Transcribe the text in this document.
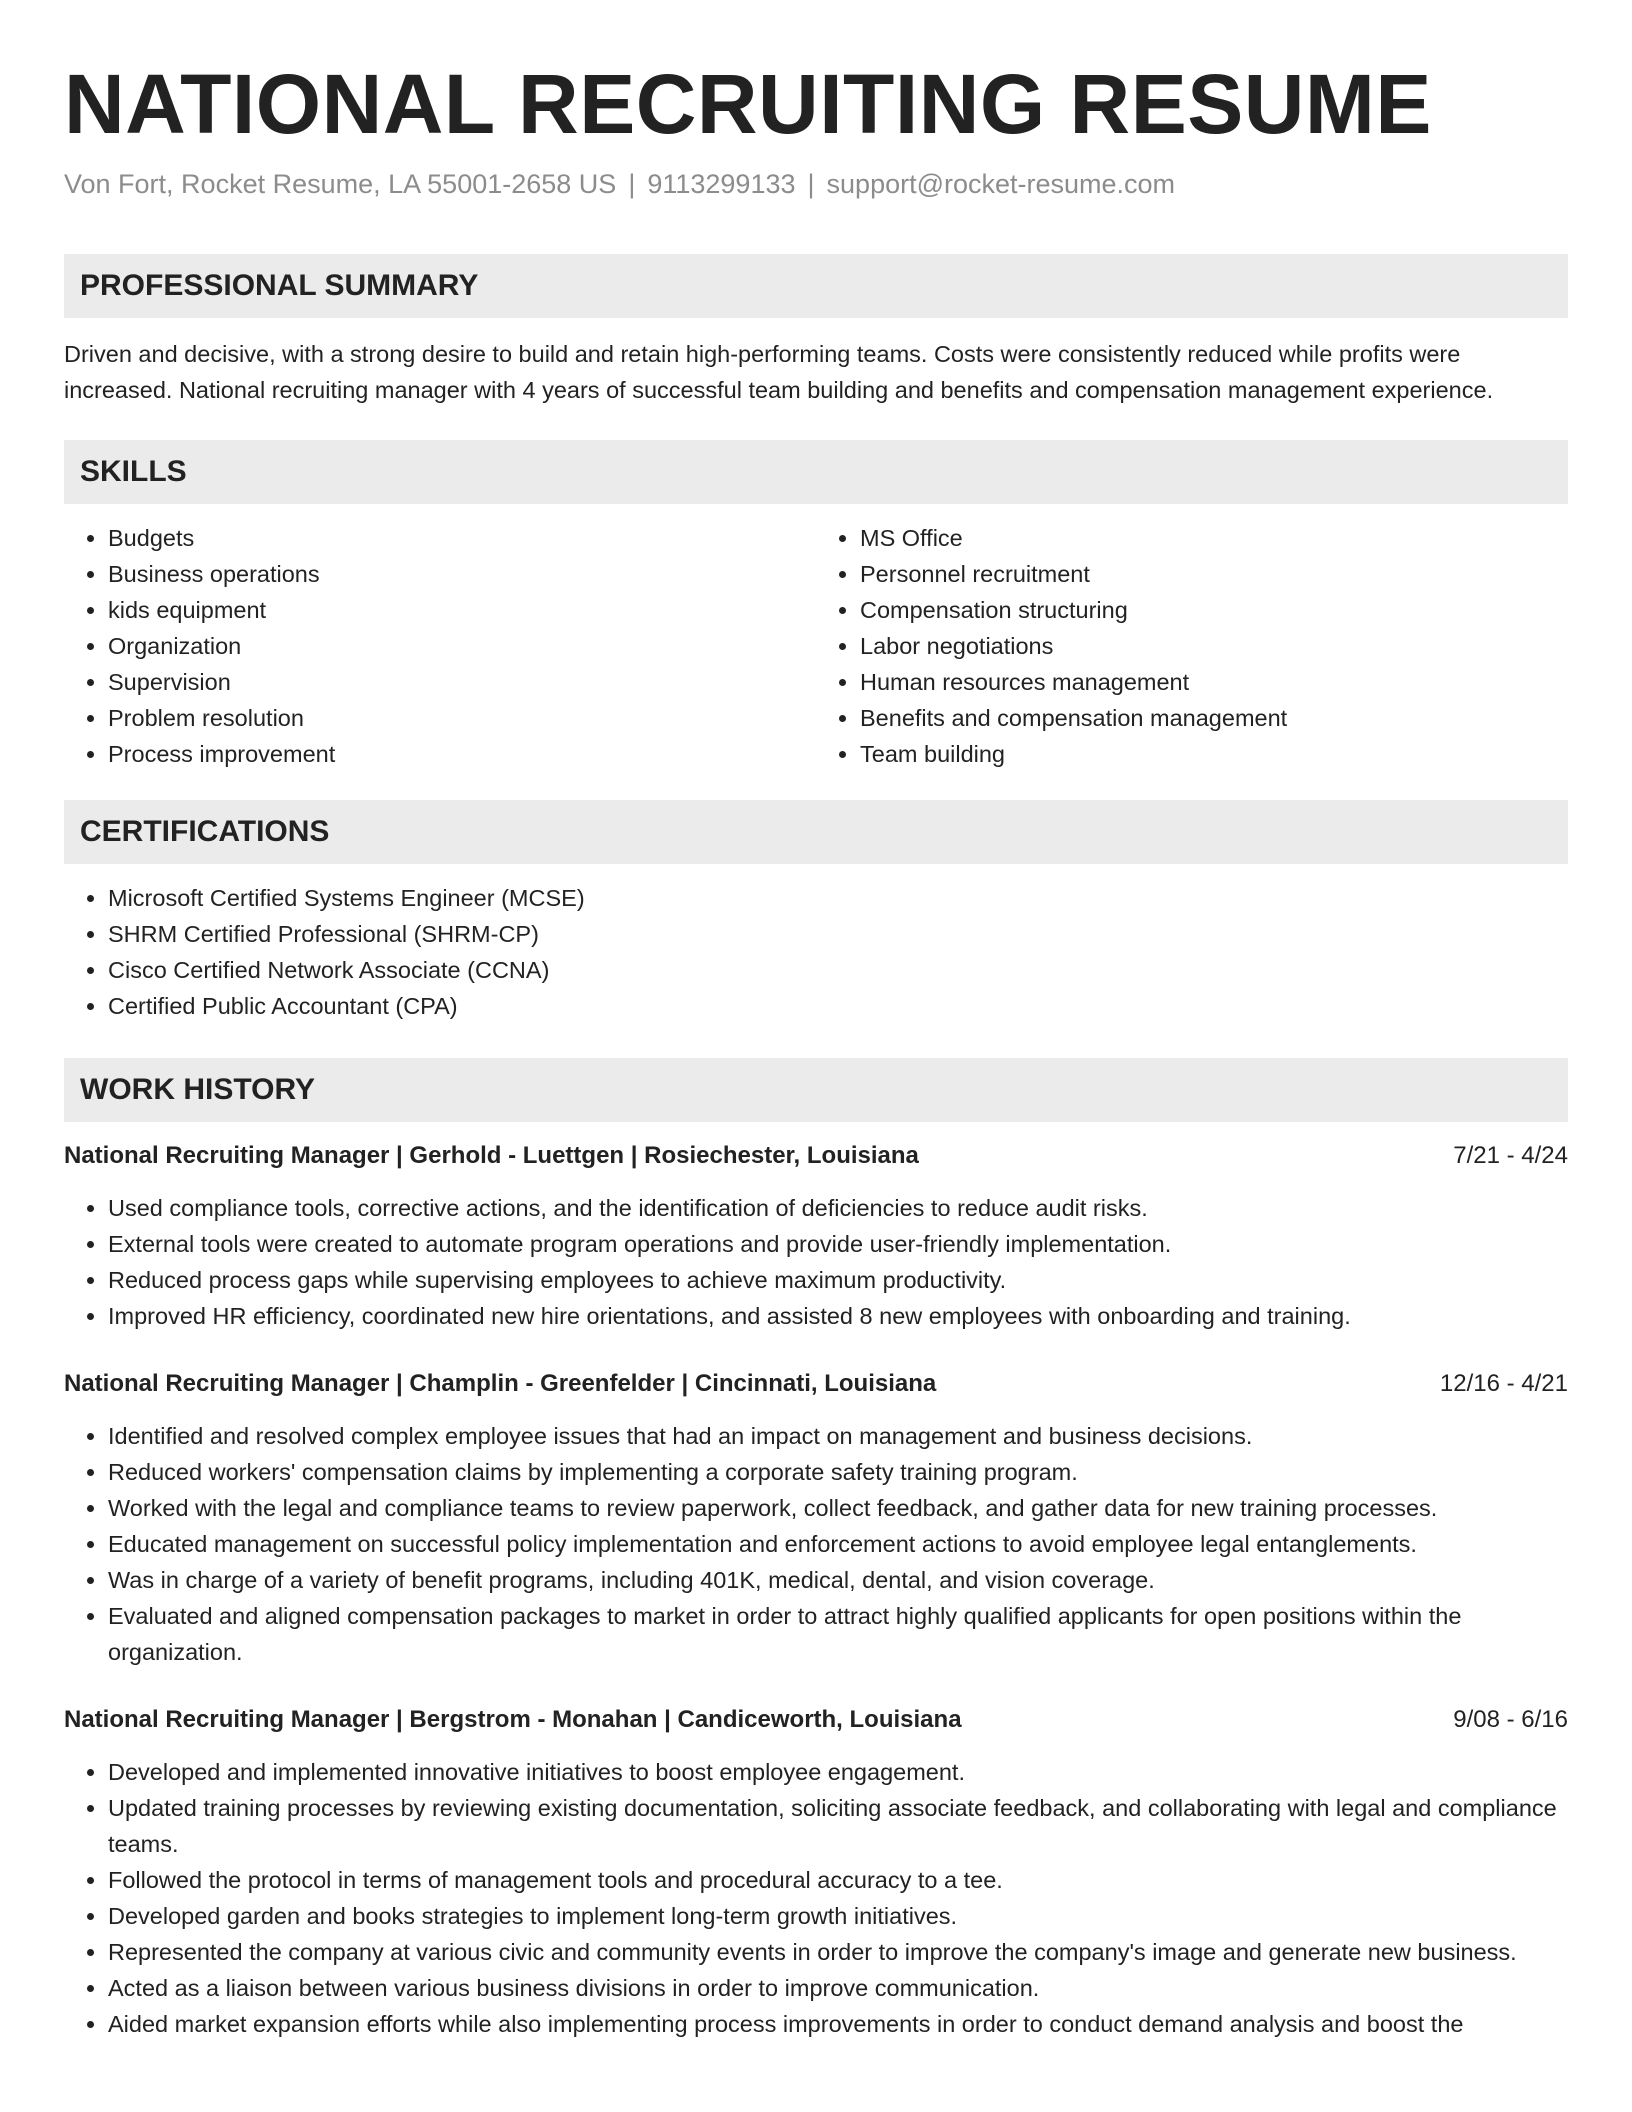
NATIONAL RECRUITING RESUME
Von Fort, Rocket Resume, LA 55001-2658 US | 9113299133 | support@rocket-resume.com
PROFESSIONAL SUMMARY

Driven and decisive, with a strong desire to build and retain high-performing teams. Costs were consistently reduced while profits were increased. National recruiting manager with 4 years of successful team building and benefits and compensation management experience.

SKILLS
• Budgets
• Business operations
• kids equipment
• Organization
• Supervision
• Problem resolution
• Process improvement
• MS Office
• Personnel recruitment
• Compensation structuring
• Labor negotiations
• Human resources management
• Benefits and compensation management
• Team building
CERTIFICATIONS
• Microsoft Certified Systems Engineer (MCSE)
• SHRM Certified Professional (SHRM-CP)
• Cisco Certified Network Associate (CCNA)
• Certified Public Accountant (CPA)
WORK HISTORY
National Recruiting Manager | Gerhold - Luettgen | Rosiechester, Louisiana	7/21 - 4/24
• Used compliance tools, corrective actions, and the identification of deficiencies to reduce audit risks.
• External tools were created to automate program operations and provide user-friendly implementation.
• Reduced process gaps while supervising employees to achieve maximum productivity.
• Improved HR efficiency, coordinated new hire orientations, and assisted 8 new employees with onboarding and training.
National Recruiting Manager | Champlin - Greenfelder | Cincinnati, Louisiana	12/16 - 4/21
• Identified and resolved complex employee issues that had an impact on management and business decisions.
• Reduced workers' compensation claims by implementing a corporate safety training program.
• Worked with the legal and compliance teams to review paperwork, collect feedback, and gather data for new training processes.
• Educated management on successful policy implementation and enforcement actions to avoid employee legal entanglements.
• Was in charge of a variety of benefit programs, including 401K, medical, dental, and vision coverage.
• Evaluated and aligned compensation packages to market in order to attract highly qualified applicants for open positions within the organization.
National Recruiting Manager | Bergstrom - Monahan | Candiceworth, Louisiana	9/08 - 6/16
• Developed and implemented innovative initiatives to boost employee engagement.
• Updated training processes by reviewing existing documentation, soliciting associate feedback, and collaborating with legal and compliance teams.
• Followed the protocol in terms of management tools and procedural accuracy to a tee.
• Developed garden and books strategies to implement long-term growth initiatives.
• Represented the company at various civic and community events in order to improve the company's image and generate new business.
• Acted as a liaison between various business divisions in order to improve communication.
• Aided market expansion efforts while also implementing process improvements in order to conduct demand analysis and boost the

= = = =

• [TASK REQUIREMENTS]: Examine the entries and report how many of their lines contain the string "market", giving no more than the number.

• [WRITTEN ANSWER]: 2